* [WHAT THE TASK REQUIRES]:
Locate each line in the records containing "ffffff". Copy it.

* [Structured figure records]:
--- start ---

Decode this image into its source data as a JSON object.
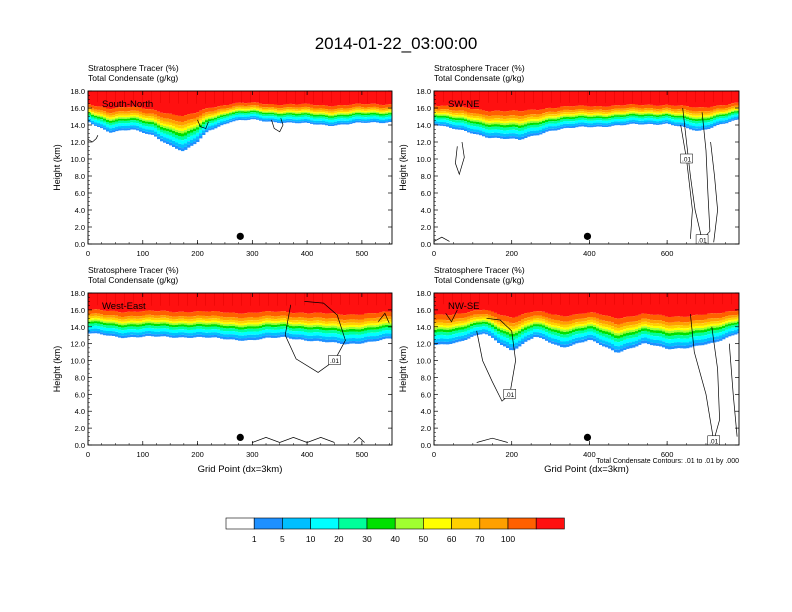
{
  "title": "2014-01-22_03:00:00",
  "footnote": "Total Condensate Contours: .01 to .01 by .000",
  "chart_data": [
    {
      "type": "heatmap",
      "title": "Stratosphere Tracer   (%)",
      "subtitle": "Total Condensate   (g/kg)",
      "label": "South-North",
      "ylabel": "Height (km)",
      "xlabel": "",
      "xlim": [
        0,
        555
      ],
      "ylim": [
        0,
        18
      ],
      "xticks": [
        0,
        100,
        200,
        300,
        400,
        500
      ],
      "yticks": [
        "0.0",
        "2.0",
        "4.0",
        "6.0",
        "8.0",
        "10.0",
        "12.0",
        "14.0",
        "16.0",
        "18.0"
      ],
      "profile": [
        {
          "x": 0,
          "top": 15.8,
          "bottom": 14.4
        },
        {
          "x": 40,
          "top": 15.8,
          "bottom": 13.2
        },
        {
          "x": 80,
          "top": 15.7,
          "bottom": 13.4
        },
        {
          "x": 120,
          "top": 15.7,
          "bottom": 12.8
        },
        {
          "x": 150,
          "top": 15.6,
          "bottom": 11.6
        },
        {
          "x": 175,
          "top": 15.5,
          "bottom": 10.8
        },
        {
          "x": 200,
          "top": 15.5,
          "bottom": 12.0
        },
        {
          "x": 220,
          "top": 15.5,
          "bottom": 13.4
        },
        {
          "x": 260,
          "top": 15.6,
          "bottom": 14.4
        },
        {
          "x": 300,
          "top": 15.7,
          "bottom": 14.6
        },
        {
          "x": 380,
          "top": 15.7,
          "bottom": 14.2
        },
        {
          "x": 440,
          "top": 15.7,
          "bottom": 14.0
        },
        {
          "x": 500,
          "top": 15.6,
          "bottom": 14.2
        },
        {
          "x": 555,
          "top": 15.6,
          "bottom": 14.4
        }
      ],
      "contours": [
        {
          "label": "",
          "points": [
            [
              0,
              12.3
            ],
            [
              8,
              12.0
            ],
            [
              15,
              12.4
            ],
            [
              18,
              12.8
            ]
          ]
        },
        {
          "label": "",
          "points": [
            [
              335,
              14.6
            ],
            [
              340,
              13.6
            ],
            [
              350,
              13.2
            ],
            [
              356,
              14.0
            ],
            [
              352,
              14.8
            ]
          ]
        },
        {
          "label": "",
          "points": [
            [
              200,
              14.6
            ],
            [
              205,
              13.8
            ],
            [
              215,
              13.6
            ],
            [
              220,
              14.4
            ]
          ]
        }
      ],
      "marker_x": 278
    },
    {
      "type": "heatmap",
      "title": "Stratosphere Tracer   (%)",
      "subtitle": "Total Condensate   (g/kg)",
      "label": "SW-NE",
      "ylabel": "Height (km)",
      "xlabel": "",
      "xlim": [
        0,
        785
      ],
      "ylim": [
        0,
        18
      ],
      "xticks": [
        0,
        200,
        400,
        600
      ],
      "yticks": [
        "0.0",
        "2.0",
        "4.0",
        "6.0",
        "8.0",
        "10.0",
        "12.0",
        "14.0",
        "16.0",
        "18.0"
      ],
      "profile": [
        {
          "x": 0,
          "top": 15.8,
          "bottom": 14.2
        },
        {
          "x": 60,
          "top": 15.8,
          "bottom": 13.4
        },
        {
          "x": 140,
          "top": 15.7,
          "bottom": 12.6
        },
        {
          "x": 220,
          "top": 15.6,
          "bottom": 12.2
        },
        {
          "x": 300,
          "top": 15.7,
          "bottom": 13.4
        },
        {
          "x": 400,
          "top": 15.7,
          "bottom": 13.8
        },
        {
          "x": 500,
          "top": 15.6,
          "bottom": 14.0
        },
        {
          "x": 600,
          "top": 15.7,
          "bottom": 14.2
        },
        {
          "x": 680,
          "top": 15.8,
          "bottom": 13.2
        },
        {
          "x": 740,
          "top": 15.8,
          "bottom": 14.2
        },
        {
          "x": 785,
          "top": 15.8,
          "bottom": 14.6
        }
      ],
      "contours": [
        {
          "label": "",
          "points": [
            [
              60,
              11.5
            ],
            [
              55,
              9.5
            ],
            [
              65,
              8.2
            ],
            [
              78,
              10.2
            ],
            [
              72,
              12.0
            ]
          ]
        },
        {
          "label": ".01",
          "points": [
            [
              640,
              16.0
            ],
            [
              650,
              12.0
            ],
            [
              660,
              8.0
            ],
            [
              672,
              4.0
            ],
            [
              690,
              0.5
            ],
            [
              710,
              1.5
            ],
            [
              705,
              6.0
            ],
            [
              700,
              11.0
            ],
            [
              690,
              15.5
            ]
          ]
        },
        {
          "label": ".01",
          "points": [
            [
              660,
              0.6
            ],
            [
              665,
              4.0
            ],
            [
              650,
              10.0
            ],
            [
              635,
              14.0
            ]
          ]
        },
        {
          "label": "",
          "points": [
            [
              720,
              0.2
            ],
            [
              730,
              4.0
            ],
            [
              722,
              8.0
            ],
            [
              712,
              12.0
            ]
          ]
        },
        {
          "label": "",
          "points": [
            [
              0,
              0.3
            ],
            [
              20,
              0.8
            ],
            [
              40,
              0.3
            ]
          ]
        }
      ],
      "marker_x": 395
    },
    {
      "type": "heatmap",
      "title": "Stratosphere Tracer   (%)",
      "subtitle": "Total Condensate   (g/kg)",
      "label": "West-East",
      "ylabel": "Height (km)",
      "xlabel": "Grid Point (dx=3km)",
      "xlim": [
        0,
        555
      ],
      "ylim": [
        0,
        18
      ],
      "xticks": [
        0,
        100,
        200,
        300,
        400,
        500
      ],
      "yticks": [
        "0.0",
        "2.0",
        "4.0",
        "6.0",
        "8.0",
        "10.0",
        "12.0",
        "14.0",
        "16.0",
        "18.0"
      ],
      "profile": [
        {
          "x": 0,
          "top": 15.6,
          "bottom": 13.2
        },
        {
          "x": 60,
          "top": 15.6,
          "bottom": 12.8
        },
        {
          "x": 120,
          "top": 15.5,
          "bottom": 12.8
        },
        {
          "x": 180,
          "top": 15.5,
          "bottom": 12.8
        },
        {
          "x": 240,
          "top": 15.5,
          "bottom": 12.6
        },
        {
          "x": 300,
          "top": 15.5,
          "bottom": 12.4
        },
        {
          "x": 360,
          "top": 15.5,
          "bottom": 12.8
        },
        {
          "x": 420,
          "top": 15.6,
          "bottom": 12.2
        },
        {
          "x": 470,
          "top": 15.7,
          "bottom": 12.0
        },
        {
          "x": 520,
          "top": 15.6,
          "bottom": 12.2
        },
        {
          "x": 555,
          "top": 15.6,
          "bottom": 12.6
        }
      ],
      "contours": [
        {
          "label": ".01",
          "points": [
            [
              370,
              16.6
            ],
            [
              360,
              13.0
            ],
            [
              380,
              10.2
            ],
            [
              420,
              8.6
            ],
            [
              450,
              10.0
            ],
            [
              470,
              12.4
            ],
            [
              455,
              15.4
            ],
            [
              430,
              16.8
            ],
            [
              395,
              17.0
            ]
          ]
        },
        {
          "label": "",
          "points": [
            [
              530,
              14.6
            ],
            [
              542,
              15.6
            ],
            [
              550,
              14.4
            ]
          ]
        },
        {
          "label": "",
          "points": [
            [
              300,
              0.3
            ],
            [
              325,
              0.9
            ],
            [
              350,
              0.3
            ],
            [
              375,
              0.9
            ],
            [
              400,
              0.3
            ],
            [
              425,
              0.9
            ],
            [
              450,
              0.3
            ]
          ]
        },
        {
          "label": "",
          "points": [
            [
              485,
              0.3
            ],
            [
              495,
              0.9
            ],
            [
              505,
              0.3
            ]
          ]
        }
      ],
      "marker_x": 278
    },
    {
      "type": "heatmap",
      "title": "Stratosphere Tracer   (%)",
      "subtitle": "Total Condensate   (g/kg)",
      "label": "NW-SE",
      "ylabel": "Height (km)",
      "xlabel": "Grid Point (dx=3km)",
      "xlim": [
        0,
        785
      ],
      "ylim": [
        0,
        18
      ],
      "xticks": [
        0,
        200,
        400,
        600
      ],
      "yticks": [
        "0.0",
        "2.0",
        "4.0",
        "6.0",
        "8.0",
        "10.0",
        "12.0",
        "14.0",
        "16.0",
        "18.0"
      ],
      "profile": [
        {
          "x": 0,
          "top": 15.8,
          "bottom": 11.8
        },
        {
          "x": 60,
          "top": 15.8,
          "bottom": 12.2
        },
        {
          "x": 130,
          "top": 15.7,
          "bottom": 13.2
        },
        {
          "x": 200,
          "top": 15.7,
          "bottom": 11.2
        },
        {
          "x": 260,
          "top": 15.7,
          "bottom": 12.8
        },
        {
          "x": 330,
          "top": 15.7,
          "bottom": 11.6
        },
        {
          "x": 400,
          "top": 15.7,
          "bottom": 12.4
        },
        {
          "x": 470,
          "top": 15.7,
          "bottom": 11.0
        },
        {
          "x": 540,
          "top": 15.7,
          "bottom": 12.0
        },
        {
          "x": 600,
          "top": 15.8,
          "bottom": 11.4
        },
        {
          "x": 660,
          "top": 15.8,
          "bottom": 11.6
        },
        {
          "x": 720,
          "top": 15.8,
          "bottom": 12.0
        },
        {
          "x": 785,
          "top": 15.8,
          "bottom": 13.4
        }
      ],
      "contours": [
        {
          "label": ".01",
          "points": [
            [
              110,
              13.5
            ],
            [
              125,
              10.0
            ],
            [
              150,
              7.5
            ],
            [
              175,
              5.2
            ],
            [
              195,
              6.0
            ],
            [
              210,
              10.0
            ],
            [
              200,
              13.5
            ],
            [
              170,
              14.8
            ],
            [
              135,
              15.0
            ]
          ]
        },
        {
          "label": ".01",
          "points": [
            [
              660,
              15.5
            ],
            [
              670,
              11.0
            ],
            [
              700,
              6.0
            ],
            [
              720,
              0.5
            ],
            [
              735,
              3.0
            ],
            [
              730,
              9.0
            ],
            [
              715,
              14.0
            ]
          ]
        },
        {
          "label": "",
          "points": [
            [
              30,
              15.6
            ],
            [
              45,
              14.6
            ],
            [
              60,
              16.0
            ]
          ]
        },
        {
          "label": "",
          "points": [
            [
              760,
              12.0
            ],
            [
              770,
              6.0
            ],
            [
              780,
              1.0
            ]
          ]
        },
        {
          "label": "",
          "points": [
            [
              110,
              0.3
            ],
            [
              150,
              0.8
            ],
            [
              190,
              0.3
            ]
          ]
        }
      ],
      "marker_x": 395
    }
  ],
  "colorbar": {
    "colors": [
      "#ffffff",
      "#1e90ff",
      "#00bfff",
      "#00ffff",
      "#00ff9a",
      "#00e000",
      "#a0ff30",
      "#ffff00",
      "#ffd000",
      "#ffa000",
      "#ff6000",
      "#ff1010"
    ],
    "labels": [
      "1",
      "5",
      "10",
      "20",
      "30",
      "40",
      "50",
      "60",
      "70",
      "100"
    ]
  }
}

--- end ---
--- start ---

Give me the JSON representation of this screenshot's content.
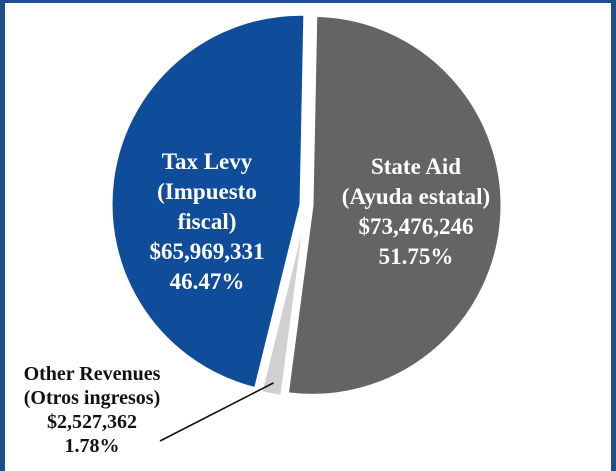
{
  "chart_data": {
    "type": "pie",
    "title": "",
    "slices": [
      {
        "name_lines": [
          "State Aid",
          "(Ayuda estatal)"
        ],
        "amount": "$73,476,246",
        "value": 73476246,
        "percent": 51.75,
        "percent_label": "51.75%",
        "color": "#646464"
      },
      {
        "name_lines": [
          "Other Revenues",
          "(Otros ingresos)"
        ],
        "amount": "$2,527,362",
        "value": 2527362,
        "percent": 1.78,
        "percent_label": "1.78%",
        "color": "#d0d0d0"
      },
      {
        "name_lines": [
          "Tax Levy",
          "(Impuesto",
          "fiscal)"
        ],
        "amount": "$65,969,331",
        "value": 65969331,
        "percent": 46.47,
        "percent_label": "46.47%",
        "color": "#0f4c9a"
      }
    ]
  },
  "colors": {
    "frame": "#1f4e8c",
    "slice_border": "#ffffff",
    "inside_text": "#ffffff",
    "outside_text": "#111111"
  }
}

--- end ---

* [TASK RESPONSE]:
      "#ffffff",
    "slice_border": "#ffffff",
    "inside_text": "#ffffff",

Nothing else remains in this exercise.